■ SHORT PROBLEM: Where a line holds "JSON", copy it.
SUPPLIED INFORMATION start
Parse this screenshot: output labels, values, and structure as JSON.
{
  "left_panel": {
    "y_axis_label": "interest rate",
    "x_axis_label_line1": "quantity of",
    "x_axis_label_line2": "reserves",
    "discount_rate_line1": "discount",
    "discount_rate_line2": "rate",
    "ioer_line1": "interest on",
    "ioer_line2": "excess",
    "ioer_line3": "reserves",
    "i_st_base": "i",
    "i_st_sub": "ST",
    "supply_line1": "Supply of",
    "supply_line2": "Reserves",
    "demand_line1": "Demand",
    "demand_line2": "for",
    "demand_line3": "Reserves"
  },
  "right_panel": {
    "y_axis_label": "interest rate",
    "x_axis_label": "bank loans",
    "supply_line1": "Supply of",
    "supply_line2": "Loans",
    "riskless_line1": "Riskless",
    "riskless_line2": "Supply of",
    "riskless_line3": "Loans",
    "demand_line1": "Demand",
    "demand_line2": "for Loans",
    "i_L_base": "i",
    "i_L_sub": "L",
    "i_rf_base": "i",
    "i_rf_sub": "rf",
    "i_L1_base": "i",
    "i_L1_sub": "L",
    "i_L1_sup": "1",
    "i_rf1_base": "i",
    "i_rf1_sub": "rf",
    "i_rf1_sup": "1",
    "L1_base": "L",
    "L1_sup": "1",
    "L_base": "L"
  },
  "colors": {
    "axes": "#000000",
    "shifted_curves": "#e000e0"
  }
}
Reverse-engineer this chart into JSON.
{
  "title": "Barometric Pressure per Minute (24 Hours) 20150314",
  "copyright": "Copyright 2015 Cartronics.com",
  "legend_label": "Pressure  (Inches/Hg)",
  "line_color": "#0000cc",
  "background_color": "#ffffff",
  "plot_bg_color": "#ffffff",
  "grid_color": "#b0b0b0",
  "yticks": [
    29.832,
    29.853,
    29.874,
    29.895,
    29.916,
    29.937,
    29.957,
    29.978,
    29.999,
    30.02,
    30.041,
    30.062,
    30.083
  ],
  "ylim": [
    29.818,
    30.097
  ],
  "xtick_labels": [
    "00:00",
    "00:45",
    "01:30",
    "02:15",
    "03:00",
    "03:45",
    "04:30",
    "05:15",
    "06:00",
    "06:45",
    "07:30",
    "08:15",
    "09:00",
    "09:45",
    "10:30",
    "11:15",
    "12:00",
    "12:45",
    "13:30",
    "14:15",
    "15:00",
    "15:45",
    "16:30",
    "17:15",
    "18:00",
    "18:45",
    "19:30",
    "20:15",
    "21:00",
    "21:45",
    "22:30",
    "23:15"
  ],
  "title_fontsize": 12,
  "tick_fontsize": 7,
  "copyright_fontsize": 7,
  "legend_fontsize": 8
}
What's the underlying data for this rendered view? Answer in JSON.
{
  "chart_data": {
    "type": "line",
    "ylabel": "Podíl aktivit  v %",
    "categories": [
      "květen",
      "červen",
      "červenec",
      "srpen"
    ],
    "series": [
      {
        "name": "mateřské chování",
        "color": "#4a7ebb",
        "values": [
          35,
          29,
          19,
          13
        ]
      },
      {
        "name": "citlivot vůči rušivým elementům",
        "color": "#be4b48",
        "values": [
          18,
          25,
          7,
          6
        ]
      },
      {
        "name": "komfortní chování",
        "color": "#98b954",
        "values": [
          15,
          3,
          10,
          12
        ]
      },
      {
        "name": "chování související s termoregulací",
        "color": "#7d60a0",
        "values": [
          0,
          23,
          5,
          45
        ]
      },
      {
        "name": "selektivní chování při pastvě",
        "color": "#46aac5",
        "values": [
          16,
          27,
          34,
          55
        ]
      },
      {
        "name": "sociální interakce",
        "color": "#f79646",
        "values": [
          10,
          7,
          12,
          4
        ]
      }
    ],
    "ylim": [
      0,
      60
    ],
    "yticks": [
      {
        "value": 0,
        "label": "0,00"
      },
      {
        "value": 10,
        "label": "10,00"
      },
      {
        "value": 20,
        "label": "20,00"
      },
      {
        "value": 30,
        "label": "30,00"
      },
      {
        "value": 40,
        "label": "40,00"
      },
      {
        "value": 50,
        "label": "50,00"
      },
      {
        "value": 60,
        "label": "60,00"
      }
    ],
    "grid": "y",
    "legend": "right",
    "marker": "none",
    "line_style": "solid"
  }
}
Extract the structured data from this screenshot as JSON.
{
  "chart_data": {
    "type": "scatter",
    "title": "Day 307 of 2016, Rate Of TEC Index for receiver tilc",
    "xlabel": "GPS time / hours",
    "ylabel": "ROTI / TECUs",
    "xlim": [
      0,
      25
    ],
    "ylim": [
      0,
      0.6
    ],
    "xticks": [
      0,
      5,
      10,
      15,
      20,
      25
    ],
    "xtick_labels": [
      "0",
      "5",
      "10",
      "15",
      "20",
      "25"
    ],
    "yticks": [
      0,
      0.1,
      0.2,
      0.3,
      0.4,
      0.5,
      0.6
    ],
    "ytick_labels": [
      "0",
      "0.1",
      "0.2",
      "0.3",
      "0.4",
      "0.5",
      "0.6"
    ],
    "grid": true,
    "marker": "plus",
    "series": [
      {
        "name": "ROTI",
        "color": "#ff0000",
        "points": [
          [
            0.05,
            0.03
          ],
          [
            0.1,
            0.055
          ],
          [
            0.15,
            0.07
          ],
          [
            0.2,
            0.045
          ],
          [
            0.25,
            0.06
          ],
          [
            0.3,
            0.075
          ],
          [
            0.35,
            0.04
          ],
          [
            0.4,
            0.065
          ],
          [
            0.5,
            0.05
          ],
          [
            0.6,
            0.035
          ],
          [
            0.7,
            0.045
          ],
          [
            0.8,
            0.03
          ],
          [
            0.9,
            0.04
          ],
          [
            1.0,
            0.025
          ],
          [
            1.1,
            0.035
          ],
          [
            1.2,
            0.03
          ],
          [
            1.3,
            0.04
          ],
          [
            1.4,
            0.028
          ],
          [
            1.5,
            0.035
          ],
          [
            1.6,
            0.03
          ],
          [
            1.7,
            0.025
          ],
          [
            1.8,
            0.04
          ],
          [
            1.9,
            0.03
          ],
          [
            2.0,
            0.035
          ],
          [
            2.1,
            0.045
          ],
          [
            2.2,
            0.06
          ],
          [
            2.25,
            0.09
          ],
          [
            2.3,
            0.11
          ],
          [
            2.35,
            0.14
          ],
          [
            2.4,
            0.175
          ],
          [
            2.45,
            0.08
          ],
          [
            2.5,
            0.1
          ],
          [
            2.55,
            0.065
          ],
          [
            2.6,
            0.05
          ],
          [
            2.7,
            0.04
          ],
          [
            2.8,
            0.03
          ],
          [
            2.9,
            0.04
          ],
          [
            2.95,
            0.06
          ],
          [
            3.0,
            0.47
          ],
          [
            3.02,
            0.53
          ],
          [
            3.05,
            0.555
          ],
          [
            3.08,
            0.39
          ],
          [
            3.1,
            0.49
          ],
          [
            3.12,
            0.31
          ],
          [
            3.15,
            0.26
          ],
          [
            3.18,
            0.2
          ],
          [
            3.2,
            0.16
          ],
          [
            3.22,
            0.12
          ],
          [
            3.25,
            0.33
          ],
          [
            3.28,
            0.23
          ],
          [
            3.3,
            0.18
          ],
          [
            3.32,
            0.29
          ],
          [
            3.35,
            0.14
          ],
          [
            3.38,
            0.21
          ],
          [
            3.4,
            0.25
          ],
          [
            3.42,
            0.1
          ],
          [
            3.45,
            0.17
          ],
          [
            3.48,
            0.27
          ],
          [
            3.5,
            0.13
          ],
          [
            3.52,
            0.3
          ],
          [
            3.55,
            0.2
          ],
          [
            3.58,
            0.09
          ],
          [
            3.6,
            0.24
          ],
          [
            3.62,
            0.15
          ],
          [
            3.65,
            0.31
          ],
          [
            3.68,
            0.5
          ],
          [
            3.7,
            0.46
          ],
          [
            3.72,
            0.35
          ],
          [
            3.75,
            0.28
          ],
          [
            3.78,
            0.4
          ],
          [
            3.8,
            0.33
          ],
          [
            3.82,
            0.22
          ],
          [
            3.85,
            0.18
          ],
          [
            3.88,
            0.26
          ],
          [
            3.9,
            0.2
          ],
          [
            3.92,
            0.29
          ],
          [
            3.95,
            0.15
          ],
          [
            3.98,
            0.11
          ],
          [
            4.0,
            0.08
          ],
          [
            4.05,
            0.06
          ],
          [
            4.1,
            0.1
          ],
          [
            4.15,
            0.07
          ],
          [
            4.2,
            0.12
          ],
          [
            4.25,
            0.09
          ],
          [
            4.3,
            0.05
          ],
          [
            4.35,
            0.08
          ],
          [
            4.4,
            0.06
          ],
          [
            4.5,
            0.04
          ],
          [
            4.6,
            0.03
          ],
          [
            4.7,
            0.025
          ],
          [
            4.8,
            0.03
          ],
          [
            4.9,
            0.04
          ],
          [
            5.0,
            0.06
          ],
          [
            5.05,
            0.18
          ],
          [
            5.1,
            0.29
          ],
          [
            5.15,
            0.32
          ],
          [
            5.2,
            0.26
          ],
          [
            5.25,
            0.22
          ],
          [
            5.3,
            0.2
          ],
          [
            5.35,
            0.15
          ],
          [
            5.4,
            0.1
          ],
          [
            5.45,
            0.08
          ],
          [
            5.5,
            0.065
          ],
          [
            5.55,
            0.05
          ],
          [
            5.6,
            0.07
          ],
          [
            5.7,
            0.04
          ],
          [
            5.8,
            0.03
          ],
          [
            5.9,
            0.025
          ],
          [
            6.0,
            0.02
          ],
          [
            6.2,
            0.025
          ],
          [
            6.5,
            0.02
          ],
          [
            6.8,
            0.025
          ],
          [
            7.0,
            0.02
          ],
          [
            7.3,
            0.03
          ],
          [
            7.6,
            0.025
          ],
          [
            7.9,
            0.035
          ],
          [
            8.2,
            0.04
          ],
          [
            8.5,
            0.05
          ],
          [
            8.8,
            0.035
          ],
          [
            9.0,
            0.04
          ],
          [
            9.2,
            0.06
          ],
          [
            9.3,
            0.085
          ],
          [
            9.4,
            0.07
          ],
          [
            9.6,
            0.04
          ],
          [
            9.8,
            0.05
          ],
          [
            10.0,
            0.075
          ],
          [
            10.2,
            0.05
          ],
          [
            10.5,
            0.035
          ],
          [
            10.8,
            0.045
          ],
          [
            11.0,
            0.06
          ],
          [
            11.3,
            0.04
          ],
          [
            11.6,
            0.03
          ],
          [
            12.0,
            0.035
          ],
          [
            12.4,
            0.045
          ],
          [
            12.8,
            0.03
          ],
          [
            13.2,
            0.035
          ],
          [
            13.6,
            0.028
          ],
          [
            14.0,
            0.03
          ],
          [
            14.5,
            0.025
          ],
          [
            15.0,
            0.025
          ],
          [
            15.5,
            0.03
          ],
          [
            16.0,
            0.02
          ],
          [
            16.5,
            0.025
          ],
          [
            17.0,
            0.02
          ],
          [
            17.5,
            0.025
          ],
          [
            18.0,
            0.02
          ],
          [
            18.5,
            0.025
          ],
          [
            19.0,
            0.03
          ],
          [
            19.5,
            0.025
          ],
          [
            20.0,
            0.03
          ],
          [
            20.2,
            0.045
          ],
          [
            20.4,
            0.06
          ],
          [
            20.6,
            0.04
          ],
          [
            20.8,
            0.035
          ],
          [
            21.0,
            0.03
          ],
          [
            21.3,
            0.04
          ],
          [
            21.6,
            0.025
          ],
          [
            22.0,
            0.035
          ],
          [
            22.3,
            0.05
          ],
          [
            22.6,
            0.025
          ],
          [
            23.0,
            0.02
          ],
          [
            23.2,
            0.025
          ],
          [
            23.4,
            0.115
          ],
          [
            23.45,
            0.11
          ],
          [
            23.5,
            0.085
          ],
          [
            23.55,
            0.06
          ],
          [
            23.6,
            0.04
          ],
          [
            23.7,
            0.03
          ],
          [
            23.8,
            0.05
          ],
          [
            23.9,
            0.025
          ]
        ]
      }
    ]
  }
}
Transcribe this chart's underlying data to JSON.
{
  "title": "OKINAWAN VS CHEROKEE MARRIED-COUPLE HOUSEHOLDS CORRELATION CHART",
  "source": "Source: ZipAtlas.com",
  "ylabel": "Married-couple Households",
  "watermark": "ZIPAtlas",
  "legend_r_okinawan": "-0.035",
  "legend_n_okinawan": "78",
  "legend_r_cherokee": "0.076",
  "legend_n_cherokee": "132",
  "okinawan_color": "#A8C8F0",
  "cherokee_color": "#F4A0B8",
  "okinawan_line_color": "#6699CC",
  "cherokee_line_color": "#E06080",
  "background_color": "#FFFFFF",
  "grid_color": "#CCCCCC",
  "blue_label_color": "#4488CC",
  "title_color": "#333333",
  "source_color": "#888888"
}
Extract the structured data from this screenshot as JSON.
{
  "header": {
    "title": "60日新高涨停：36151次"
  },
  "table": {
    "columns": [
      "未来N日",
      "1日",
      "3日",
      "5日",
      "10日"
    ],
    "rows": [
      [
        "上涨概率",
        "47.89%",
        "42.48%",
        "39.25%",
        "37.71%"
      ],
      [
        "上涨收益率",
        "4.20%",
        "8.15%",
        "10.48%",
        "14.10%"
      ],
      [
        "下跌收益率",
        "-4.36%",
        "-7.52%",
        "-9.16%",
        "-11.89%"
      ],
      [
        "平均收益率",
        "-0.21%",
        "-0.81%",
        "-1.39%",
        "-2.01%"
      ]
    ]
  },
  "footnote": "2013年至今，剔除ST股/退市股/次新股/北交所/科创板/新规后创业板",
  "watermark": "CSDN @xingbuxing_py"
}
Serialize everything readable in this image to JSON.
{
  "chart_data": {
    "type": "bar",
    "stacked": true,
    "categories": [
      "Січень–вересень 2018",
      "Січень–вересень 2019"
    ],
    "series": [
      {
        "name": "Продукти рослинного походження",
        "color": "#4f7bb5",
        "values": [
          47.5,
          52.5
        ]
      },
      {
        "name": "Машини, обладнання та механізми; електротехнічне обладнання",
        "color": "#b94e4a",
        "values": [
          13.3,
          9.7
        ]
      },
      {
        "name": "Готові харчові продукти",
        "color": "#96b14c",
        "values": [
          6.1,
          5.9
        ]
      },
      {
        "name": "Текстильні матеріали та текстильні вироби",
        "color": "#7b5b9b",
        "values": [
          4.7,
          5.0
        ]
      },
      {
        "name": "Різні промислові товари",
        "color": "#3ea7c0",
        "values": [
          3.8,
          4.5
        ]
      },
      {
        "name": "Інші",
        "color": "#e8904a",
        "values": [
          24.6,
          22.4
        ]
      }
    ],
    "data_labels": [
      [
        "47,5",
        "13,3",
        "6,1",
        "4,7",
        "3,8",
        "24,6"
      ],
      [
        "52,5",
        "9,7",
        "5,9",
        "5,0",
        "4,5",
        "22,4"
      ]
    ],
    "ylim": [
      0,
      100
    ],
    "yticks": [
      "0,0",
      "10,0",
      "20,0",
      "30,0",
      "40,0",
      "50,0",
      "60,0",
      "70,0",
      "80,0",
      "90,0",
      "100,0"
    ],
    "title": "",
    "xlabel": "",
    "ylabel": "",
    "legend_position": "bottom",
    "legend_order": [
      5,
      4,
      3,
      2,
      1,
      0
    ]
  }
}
SUPPLIED INFORMATION end
■ EXERCISE OUTPUT:
Parse this screenshot: output labels, values, and structure as JSON.
Reverse-engineer this chart into JSON.
What's the underlying data for this rendered view? Answer in JSON.
Extract the structured data from this screenshot as JSON.
Transcribe this chart's underlying data to JSON.
Extract the structured data from this screenshot as JSON.
Serialize everything readable in this image to JSON.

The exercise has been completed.